▶ **Problem to work on**
Each line that holds the word "WWTP" should be returned.

▶ **Given entries**
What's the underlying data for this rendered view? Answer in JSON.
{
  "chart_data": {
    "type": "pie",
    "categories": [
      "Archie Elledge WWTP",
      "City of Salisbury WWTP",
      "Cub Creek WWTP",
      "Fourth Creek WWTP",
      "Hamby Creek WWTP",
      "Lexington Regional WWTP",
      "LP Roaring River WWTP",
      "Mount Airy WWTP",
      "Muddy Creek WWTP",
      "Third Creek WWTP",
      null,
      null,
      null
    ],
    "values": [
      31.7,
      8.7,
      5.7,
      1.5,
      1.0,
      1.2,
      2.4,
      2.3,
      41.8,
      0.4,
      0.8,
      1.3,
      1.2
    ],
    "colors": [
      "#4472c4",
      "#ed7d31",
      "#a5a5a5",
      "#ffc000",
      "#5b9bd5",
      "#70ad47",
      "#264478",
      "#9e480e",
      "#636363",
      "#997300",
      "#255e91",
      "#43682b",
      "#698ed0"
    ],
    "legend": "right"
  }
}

▶ **Reply to the exercise**
      "Archie Elledge WWTP",
      "City of Salisbury WWTP",
      "Cub Creek WWTP",
      "Fourth Creek WWTP",
      "Hamby Creek WWTP",
      "Lexington Regional WWTP",
      "LP Roaring River WWTP",
      "Mount Airy WWTP",
      "Muddy Creek WWTP",
      "Third Creek WWTP",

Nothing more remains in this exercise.